*PROMPT*
Could you transcribe the material below exactly, without leaving out a single line?

*RECORDS FOR THE TASK*
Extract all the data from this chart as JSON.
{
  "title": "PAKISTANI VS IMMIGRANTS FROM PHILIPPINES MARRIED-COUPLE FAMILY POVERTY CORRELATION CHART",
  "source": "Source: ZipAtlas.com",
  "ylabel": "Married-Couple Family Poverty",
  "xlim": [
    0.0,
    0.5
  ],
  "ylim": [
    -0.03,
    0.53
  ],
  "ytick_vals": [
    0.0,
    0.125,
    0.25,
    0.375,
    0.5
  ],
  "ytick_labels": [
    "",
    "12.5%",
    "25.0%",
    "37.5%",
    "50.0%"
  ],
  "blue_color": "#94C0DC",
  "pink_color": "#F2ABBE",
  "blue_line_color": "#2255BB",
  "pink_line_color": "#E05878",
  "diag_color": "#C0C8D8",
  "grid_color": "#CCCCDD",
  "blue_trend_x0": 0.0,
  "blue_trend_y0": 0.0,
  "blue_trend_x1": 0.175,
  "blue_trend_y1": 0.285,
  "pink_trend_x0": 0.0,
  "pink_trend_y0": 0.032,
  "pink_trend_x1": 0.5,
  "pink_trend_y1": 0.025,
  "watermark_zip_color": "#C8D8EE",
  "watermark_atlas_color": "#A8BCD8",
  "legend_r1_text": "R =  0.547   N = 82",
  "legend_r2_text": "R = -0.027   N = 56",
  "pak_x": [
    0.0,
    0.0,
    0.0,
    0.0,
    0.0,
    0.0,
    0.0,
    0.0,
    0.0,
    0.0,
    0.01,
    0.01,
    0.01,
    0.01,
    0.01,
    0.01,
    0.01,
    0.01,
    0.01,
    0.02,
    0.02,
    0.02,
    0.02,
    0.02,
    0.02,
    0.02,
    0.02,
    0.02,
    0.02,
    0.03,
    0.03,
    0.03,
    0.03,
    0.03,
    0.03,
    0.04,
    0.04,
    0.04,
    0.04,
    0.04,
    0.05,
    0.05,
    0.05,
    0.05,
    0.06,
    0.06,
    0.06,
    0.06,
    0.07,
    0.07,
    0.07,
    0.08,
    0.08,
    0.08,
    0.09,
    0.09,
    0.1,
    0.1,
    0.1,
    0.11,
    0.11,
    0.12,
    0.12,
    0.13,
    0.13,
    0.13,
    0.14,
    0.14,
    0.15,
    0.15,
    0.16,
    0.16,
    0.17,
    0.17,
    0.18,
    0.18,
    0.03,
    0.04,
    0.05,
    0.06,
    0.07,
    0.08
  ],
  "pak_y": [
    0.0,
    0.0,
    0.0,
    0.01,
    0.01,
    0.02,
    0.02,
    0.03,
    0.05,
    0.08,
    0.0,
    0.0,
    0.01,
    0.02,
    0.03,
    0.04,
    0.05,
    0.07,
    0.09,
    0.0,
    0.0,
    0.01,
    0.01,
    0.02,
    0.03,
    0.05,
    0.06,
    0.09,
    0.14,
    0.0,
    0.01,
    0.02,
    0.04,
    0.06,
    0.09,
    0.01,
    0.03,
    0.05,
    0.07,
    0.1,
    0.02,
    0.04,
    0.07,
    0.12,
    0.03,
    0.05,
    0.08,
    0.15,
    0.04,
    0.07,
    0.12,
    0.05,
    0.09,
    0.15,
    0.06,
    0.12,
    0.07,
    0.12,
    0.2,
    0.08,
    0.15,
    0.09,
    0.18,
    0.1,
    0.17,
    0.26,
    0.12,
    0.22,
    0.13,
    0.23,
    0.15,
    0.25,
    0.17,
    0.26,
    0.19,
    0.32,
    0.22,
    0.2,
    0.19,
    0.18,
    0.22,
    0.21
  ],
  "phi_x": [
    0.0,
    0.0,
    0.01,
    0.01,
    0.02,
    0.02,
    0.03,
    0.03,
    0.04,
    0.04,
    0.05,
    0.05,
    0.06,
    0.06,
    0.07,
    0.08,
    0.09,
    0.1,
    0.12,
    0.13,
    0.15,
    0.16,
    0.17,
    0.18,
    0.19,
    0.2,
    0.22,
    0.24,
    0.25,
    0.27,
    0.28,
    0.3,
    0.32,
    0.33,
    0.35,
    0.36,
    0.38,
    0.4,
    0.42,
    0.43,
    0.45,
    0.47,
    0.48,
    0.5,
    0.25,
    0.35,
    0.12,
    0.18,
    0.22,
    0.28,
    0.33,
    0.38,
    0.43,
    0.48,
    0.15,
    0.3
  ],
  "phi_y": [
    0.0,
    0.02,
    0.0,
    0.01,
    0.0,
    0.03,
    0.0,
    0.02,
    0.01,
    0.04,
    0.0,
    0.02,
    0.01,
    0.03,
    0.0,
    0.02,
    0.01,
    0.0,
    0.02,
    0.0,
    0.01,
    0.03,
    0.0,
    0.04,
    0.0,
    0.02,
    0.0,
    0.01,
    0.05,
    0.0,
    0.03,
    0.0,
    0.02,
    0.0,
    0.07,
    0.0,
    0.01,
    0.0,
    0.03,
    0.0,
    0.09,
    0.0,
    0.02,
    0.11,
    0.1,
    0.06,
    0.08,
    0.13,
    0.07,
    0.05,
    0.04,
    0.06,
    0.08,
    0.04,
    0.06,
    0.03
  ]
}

*TASK RESPONSE*
Extract all the data from this chart as JSON.
{
  "title": "PAKISTANI VS IMMIGRANTS FROM PHILIPPINES MARRIED-COUPLE FAMILY POVERTY CORRELATION CHART",
  "source": "Source: ZipAtlas.com",
  "ylabel": "Married-Couple Family Poverty",
  "xlim": [
    0.0,
    0.5
  ],
  "ylim": [
    -0.03,
    0.53
  ],
  "ytick_vals": [
    0.0,
    0.125,
    0.25,
    0.375,
    0.5
  ],
  "ytick_labels": [
    "",
    "12.5%",
    "25.0%",
    "37.5%",
    "50.0%"
  ],
  "blue_color": "#94C0DC",
  "pink_color": "#F2ABBE",
  "blue_line_color": "#2255BB",
  "pink_line_color": "#E05878",
  "diag_color": "#C0C8D8",
  "grid_color": "#CCCCDD",
  "blue_trend_x0": 0.0,
  "blue_trend_y0": 0.0,
  "blue_trend_x1": 0.175,
  "blue_trend_y1": 0.285,
  "pink_trend_x0": 0.0,
  "pink_trend_y0": 0.032,
  "pink_trend_x1": 0.5,
  "pink_trend_y1": 0.025,
  "watermark_zip_color": "#C8D8EE",
  "watermark_atlas_color": "#A8BCD8",
  "legend_r1_text": "R =  0.547   N = 82",
  "legend_r2_text": "R = -0.027   N = 56",
  "pak_x": [
    0.0,
    0.0,
    0.0,
    0.0,
    0.0,
    0.0,
    0.0,
    0.0,
    0.0,
    0.0,
    0.01,
    0.01,
    0.01,
    0.01,
    0.01,
    0.01,
    0.01,
    0.01,
    0.01,
    0.02,
    0.02,
    0.02,
    0.02,
    0.02,
    0.02,
    0.02,
    0.02,
    0.02,
    0.02,
    0.03,
    0.03,
    0.03,
    0.03,
    0.03,
    0.03,
    0.04,
    0.04,
    0.04,
    0.04,
    0.04,
    0.05,
    0.05,
    0.05,
    0.05,
    0.06,
    0.06,
    0.06,
    0.06,
    0.07,
    0.07,
    0.07,
    0.08,
    0.08,
    0.08,
    0.09,
    0.09,
    0.1,
    0.1,
    0.1,
    0.11,
    0.11,
    0.12,
    0.12,
    0.13,
    0.13,
    0.13,
    0.14,
    0.14,
    0.15,
    0.15,
    0.16,
    0.16,
    0.17,
    0.17,
    0.18,
    0.18,
    0.03,
    0.04,
    0.05,
    0.06,
    0.07,
    0.08
  ],
  "pak_y": [
    0.0,
    0.0,
    0.0,
    0.01,
    0.01,
    0.02,
    0.02,
    0.03,
    0.05,
    0.08,
    0.0,
    0.0,
    0.01,
    0.02,
    0.03,
    0.04,
    0.05,
    0.07,
    0.09,
    0.0,
    0.0,
    0.01,
    0.01,
    0.02,
    0.03,
    0.05,
    0.06,
    0.09,
    0.14,
    0.0,
    0.01,
    0.02,
    0.04,
    0.06,
    0.09,
    0.01,
    0.03,
    0.05,
    0.07,
    0.1,
    0.02,
    0.04,
    0.07,
    0.12,
    0.03,
    0.05,
    0.08,
    0.15,
    0.04,
    0.07,
    0.12,
    0.05,
    0.09,
    0.15,
    0.06,
    0.12,
    0.07,
    0.12,
    0.2,
    0.08,
    0.15,
    0.09,
    0.18,
    0.1,
    0.17,
    0.26,
    0.12,
    0.22,
    0.13,
    0.23,
    0.15,
    0.25,
    0.17,
    0.26,
    0.19,
    0.32,
    0.22,
    0.2,
    0.19,
    0.18,
    0.22,
    0.21
  ],
  "phi_x": [
    0.0,
    0.0,
    0.01,
    0.01,
    0.02,
    0.02,
    0.03,
    0.03,
    0.04,
    0.04,
    0.05,
    0.05,
    0.06,
    0.06,
    0.07,
    0.08,
    0.09,
    0.1,
    0.12,
    0.13,
    0.15,
    0.16,
    0.17,
    0.18,
    0.19,
    0.2,
    0.22,
    0.24,
    0.25,
    0.27,
    0.28,
    0.3,
    0.32,
    0.33,
    0.35,
    0.36,
    0.38,
    0.4,
    0.42,
    0.43,
    0.45,
    0.47,
    0.48,
    0.5,
    0.25,
    0.35,
    0.12,
    0.18,
    0.22,
    0.28,
    0.33,
    0.38,
    0.43,
    0.48,
    0.15,
    0.3
  ],
  "phi_y": [
    0.0,
    0.02,
    0.0,
    0.01,
    0.0,
    0.03,
    0.0,
    0.02,
    0.01,
    0.04,
    0.0,
    0.02,
    0.01,
    0.03,
    0.0,
    0.02,
    0.01,
    0.0,
    0.02,
    0.0,
    0.01,
    0.03,
    0.0,
    0.04,
    0.0,
    0.02,
    0.0,
    0.01,
    0.05,
    0.0,
    0.03,
    0.0,
    0.02,
    0.0,
    0.07,
    0.0,
    0.01,
    0.0,
    0.03,
    0.0,
    0.09,
    0.0,
    0.02,
    0.11,
    0.1,
    0.06,
    0.08,
    0.13,
    0.07,
    0.05,
    0.04,
    0.06,
    0.08,
    0.04,
    0.06,
    0.03
  ]
}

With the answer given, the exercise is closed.